== Challenge ==
Search the listing for the string "hektár" and copy every line that contains it.
++++ Records shown ++++
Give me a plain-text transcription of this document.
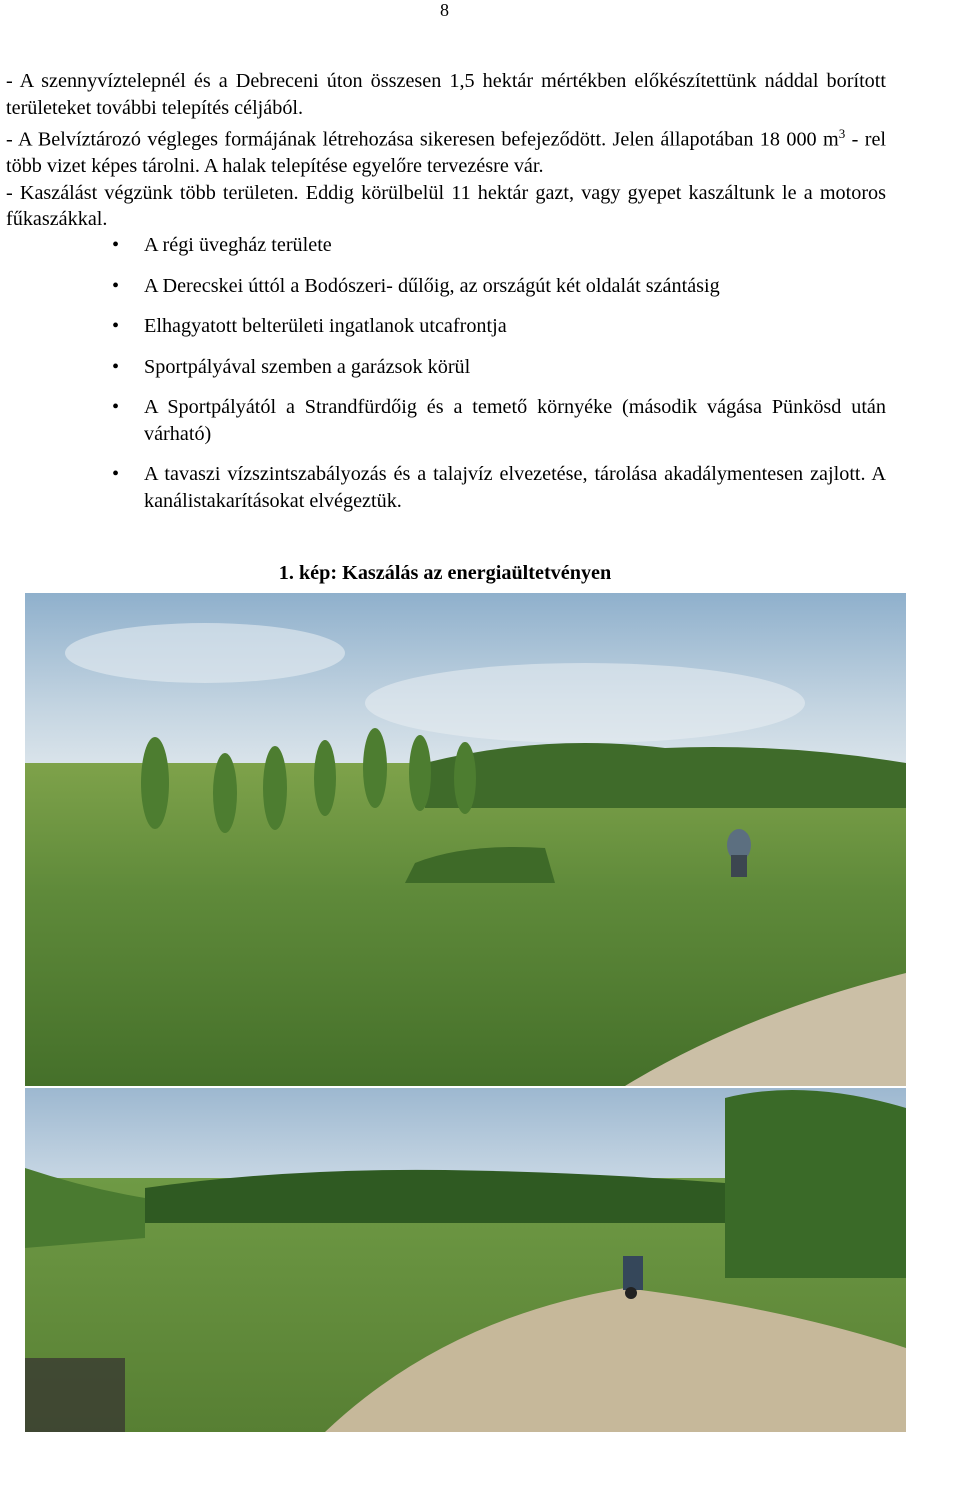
8

- A szennyvíztelepnél és a Debreceni úton összesen 1,5 hektár mértékben előkészítettünk náddal borított területeket további telepítés céljából.

- A Belvíztározó végleges formájának létrehozása sikeresen befejeződött. Jelen állapotában 18 000 $m^3$ - rel több vizet képes tárolni. A halak telepítése egyelőre tervezésre vár.

- Kaszálást végzünk több területen. Eddig körülbelül 11 hektár gazt, vagy gyepet kaszáltunk le a motoros fűkaszákkal.

• A régi üvegház területe
• A Derecskei úttól a Bodószeri- dűlőig, az országút két oldalát szántásig
• Elhagyatott belterületi ingatlanok utcafrontja
• Sportpályával szemben a garázsok körül
• A Sportpályától a Strandfürdőig és a temető környéke (második vágása Pünkösd után várható)
• A tavaszi vízszintszabályozás és a talajvíz elvezetése, tárolása akadálymentesen zajlott. A kanálistakarításokat elvégeztük.
1. kép: Kaszálás az energiaültetvényen
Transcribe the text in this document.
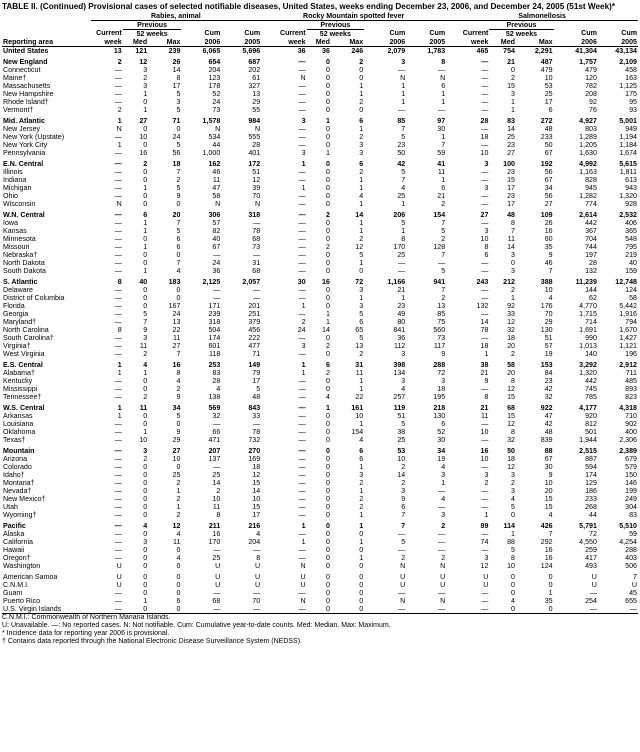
TABLE II. (Continued) Provisional cases of selected notifiable diseases, United States, weeks ending December 23, 2006, and December 24, 2005 (51st Week)*
	Rabies, animal					Rocky Mountain spotted fever					Salmonellosis				
		Previous					Previous					Previous			
	Current	52 weeks		Cum	Cum	Current	52 weeks		Cum	Cum	Current	52 weeks		Cum	Cum
Reporting area	week	Med	Max	2006	2005	week	Med	Max	2006	2005	week	Med	Max	2006	2005
United States	13	121	239	6,065	5,696	36	36	246	2,079	1,783	465	754	2,291	41,304	43,134
New England	2	12	26	654	687	—	0	2	3	8	—	21	487	1,757	2,109
Connecticut	—	3	14	204	202	—	0	0	—	—	—	0	479	479	458
Maine†	—	2	8	123	61	N	0	0	N	N	—	2	10	120	163
Massachusetts	—	3	17	178	327	—	0	1	1	6	—	15	53	782	1,125
New Hampshire	—	1	5	52	13	—	0	1	1	1	—	3	25	208	175
Rhode Island†	—	0	3	24	29	—	0	2	1	1	—	1	17	92	95
Vermont†	2	1	5	73	55	—	0	0	—	—	—	1	6	76	93
Mid. Atlantic	1	27	71	1,578	984	3	1	6	85	97	28	83	272	4,927	5,001
New Jersey	N	0	0	N	N	—	0	1	7	30	—	14	48	803	949
New York (Upstate)	—	10	24	534	555	—	0	2	5	1	18	25	233	1,289	1,194
New York City	1	0	5	44	28	—	0	3	23	7	—	23	50	1,205	1,184
Pennsylvania	—	16	56	1,000	401	3	1	3	50	59	10	27	67	1,630	1,674
E.N. Central	—	2	18	162	172	1	0	6	42	41	3	100	192	4,992	5,615
Illinois	—	0	7	46	51	—	0	2	5	11	—	23	56	1,163	1,811
Indiana	—	0	2	11	12	—	0	1	7	1	—	15	67	828	613
Michigan	—	1	5	47	39	1	0	1	4	6	3	17	34	945	943
Ohio	—	0	9	58	70	—	0	4	25	21	—	23	56	1,282	1,320
Wisconsin	N	0	0	N	N	—	0	1	1	2	—	17	27	774	928
W.N. Central	—	6	20	306	318	—	2	14	206	154	27	48	109	2,614	2,532
Iowa	—	1	7	57	—	—	0	1	5	7	—	8	26	442	406
Kansas	—	1	5	82	78	—	0	1	1	5	3	7	16	367	365
Minnesota	—	0	6	40	68	—	0	2	8	2	10	11	60	704	548
Missouri	—	1	6	67	73	—	2	12	170	128	8	14	35	744	795
Nebraska†	—	0	0	—	—	—	0	5	25	7	6	3	9	197	219
North Dakota	—	0	7	24	31	—	0	1	—	—	—	0	46	28	40
South Dakota	—	1	4	36	68	—	0	0	—	5	—	3	7	132	159
S. Atlantic	8	40	183	2,125	2,057	30	16	72	1,166	941	243	212	388	11,239	12,748
Delaware	—	0	0	—	—	—	0	3	21	7	—	2	10	144	124
District of Columbia	—	0	0	—	—	—	0	1	1	2	—	1	4	62	58
Florida	—	0	167	171	201	1	0	3	23	13	132	92	176	4,770	5,442
Georgia	—	5	24	239	251	—	1	5	49	85	—	33	70	1,715	1,916
Maryland†	—	7	13	318	379	2	1	6	80	75	14	12	29	714	794
North Carolina	8	9	22	504	456	24	14	65	841	560	78	32	130	1,691	1,670
South Carolina†	—	3	11	174	222	—	0	5	36	73	—	18	51	990	1,427
Virginia†	—	11	27	601	477	3	2	13	112	117	18	20	57	1,013	1,121
West Virginia	—	2	7	118	71	—	0	2	3	9	1	2	19	140	196
E.S. Central	1	4	16	253	149	1	6	31	398	288	38	58	153	3,292	2,912
Alabama†	1	1	8	83	79	1	2	11	134	72	21	20	84	1,320	711
Kentucky	—	0	4	28	17	—	0	1	3	3	9	8	23	442	485
Mississippi	—	0	2	4	5	—	0	1	4	18	—	12	42	745	893
Tennessee†	—	2	9	138	48	—	4	22	257	195	8	15	32	785	823
W.S. Central	1	11	34	569	843	—	1	161	119	218	21	68	922	4,177	4,318
Arkansas	1	0	5	32	33	—	0	10	51	130	11	15	47	920	710
Louisiana	—	0	0	—	—	—	0	1	5	6	—	12	42	812	902
Oklahoma	—	1	9	66	78	—	0	154	38	52	10	8	48	501	400
Texas†	—	10	29	471	732	—	0	4	25	30	—	32	839	1,944	2,306
Mountain	—	3	27	207	270	—	0	6	53	34	16	50	88	2,515	2,389
Arizona	—	2	10	137	169	—	0	6	10	19	10	18	67	887	679
Colorado	—	0	0	—	18	—	0	1	2	4	—	12	30	594	579
Idaho†	—	0	25	25	12	—	0	3	14	3	3	3	9	174	150
Montana†	—	0	2	14	15	—	0	2	2	1	2	2	10	129	146
Nevada†	—	0	1	2	14	—	0	1	3	—	—	3	20	186	199
New Mexico†	—	0	2	10	10	—	0	2	9	4	—	4	15	233	249
Utah	—	0	1	11	15	—	0	2	6	—	—	5	15	268	304
Wyoming†	—	0	2	8	17	—	0	1	7	3	1	0	4	44	83
Pacific	—	4	12	211	216	1	0	1	7	2	89	114	426	5,791	5,510
Alaska	—	0	4	16	4	—	0	0	—	—	—	1	7	72	59
California	—	3	11	170	204	1	0	1	5	—	74	88	292	4,550	4,254
Hawaii	—	0	0	—	—	—	0	0	—	—	—	5	16	259	288
Oregon†	—	0	4	25	8	—	0	1	2	2	3	8	16	417	403
Washington	U	0	0	U	U	N	0	0	N	N	12	10	124	493	506
American Samoa	U	0	0	U	U	U	0	0	U	U	U	0	0	U	7
C.N.M.I.	U	0	0	U	U	U	0	0	U	U	U	0	0	U	U
Guam	—	0	0	—	—	—	0	0	—	—	—	0	1	—	45
Puerto Rico	—	1	6	68	70	N	0	0	N	N	—	4	35	254	655
U.S. Virgin Islands	—	0	0	—	—	—	0	0	—	—	—	0	0	—	—
C.N.M.I.: Commonwealth of Northern Mariana Islands.
U: Unavailable. —: No reported cases. N: Not notifiable. Cum: Cumulative year-to-date counts. Med: Median. Max: Maximum.
* Incidence data for reporting year 2006 is provisional.
† Contains data reported through the National Electronic Disease Surveillance System (NEDSS).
++++
== The answer ==
- A szennyvíztelepnél és a Debreceni úton összesen 1,5 hektár mértékben előkészítettünk náddal borított területeket további telepítés céljából.
- Kaszálást végzünk több területen. Eddig körülbelül 11 hektár gazt, vagy gyepet kaszáltunk le a motoros fűkaszákkal.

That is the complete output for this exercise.